» **Fragmento del texto**:
====
Cinco años de traumas e incomprensión
Tal vez sea hora de que empecemos a hablar abiertamente sobre las profundas heridas que muchos de nosotros hemos experimentado en estos últimos años
Born down in a dead man’s town
The first kick I took was when I hit the ground
End up like a dog that’s been beat too much
‘Til you spend half your life just to cover it up, now
~Bruce Springsteen
El 19 de septiembre de 1984, Ronald Reagan culminó un mitin de campaña en Hammonton, Nueva Jersey, con las siguientes palabras: «El futuro de Estados Unidos reside en el mensaje de esperanza de las canciones de un hombre a quien tantos jóvenes estadounidenses admiran, Bruce Springsteen de Nueva Jersey». Era una clara alusión a la entonces muy popular canción de The Boss, «Born in the USA».
Y así comenzó lo que posiblemente sea la interpretación errónea más extendida y persistente de una canción en la historia de la música popular.
«Born in the USA» puede describirse de mil maneras. Pero hay una descripción que definitivamente no le cabe: la de un himno a las infinitas posibilidades de la vida estadounidense. De hecho, es todo lo contrario: un acusación desgarradora sobre la creciente brutalidad de la cultura norteamericana y la desaparición de la posibilidad de movilidad social para los residentes de los pequeños pueblos del país.
Hoy en día se habla mucho en las culturas de los Estados Unidos y de Europa de la idea de trauma. Parte de esta moda, como por ejemplo los gritos de “¡trauma!” que emanan de las bocas de los veinteañeros cuando simplemente escuchan o leen una opinión que no les agrada, es evidentemente frívola.
Pero eso no significa que no exista un sentimiento fuerte y generalizado de trauma en nuestras culturas, ni que estos jóvenes no lo padezcan enormemente.
Indica más bien que estos jóvenes, y muchas otras personas no tan jóvenes, han interiorizado demasiado bien uno de los mensajes más claros, aunque raras veces voceado, que nos transmite nuestra cultura: que hablar de los profundos traumas que los centros supremos de poder económico y social han desatado sobre los ciudadanos es estrictamente tabú, y que hacerlo solo puede conducir a represalias.
Conscientes de esto, y bombardeados en las escuelas por una pedagogía buenista que intenta, en efecto, ilegalizar cualquier expresión legitima de desafección o de enojo, los jóvenes canalizan su ira hacia tareas imposibles como la de “erradicar el odio” o de fiscalizar las palabras y los pensamientos de los demás.
====
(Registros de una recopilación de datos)

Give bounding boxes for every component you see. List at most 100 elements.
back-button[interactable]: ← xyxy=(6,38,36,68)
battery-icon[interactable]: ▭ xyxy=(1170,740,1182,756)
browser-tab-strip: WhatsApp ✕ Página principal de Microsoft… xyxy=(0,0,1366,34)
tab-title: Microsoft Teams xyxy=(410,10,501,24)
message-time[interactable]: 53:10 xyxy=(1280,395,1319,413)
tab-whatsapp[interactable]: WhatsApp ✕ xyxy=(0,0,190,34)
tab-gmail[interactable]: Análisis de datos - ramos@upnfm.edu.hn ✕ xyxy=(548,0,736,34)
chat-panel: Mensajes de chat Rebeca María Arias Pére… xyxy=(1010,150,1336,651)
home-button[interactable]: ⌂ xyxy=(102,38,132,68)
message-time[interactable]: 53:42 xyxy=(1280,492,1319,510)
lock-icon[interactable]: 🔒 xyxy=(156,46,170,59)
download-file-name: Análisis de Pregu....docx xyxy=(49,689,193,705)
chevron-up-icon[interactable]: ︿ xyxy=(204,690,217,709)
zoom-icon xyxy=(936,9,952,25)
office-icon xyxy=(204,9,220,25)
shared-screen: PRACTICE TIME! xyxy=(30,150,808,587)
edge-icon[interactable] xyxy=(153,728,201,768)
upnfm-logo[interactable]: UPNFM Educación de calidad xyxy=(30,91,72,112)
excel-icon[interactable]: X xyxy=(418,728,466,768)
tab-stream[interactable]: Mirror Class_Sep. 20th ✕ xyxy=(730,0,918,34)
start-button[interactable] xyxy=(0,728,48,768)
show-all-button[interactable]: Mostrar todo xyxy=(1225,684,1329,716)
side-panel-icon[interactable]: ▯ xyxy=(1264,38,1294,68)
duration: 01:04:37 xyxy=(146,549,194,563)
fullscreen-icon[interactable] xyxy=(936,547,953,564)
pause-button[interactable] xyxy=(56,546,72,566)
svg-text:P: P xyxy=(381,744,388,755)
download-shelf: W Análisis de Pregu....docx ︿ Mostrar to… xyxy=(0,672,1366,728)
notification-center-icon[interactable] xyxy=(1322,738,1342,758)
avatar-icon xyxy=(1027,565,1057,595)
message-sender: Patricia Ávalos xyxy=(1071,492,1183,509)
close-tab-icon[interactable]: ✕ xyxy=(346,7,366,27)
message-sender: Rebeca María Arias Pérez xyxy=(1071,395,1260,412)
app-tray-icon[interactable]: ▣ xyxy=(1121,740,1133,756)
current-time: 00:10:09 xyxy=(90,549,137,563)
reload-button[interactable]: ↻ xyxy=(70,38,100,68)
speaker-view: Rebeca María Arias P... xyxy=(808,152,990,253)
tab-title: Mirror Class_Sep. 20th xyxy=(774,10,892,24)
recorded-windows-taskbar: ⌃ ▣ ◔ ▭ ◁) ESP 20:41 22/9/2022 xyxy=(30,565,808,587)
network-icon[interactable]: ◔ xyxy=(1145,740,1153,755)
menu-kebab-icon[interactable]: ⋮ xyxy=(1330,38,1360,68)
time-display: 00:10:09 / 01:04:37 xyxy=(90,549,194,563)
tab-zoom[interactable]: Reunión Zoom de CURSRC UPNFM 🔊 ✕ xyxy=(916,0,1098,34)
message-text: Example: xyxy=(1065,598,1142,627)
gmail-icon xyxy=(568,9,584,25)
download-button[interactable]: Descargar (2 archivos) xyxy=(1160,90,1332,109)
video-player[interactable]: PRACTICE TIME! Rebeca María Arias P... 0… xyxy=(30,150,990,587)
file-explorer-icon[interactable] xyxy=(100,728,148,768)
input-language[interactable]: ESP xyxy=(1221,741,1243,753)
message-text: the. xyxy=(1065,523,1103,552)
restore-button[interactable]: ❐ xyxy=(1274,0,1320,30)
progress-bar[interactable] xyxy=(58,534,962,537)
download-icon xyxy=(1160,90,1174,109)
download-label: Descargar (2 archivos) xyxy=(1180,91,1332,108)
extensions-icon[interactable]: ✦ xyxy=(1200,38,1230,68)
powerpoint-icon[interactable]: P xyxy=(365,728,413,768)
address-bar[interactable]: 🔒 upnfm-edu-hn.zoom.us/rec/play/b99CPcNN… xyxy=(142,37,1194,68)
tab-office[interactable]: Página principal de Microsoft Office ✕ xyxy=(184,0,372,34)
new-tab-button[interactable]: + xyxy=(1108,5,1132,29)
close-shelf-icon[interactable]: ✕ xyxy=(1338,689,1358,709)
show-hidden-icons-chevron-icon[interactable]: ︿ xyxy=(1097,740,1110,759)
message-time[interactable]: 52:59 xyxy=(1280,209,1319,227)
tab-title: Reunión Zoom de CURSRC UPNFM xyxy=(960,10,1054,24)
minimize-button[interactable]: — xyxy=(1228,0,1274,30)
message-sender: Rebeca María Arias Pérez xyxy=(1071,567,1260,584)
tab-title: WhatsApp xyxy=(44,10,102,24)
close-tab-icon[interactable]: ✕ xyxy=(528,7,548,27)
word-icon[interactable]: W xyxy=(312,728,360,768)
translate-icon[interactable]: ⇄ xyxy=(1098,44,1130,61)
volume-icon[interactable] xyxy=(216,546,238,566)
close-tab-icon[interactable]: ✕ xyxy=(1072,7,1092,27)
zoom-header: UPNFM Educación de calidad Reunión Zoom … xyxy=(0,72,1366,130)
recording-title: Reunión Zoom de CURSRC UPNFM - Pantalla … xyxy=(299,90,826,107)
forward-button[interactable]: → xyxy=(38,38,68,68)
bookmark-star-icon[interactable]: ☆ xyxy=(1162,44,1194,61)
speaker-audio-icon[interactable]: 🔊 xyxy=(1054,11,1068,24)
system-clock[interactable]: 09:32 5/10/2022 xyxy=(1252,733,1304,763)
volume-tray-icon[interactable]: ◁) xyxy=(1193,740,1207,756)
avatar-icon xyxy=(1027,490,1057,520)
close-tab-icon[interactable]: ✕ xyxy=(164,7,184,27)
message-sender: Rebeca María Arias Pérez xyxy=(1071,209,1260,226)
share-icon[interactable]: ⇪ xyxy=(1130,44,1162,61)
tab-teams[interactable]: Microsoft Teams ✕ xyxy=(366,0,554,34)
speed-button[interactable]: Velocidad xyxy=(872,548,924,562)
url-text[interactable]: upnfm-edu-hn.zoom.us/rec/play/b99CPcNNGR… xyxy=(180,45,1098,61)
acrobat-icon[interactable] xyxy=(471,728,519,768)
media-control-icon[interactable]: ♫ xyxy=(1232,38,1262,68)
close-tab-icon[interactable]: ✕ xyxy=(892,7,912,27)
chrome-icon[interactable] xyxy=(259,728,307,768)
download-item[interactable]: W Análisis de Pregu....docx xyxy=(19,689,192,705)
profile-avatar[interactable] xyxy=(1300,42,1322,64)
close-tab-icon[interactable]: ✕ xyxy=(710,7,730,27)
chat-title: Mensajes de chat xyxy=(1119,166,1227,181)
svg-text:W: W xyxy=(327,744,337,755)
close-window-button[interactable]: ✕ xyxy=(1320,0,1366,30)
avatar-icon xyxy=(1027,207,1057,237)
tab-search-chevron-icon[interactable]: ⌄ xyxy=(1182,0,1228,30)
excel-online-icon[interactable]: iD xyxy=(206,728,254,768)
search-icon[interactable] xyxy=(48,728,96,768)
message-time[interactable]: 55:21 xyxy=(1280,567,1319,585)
====
» **Detalles del problema**: Escribe la continuación del ensayo sobre el trauma y «Born in the USA» a partir de su última oración. El listado no guarda relación alguna con el ensayo.

» **Resultado del ejercicio**:
Huelga decir que a las poderosas élites que trabajan con ahínco para establecer un nuevo sistema de feudalismo electrónico les complace enormemente ver a los jóvenes gastando su energía en actividades inútiles y anti-solidarias de este tipo.
Focalizar la ira ciudadana sobre de nimiedades, les permite distraer a los ciudadanos de asuntos más importantes. Saben, además, que mantener un sentimiento incipiente de agravio en el grupo de edad más tecnológicamente sofisticado de la sociedad sobre asuntos que, en última instancia, no pueden resolverse de forma ordenada ni satisfactoria, les proporciona una milicia de camisas negras cibernéticas en potencia, listos a atacar a cualquiera que ellos señalan como problemáticos.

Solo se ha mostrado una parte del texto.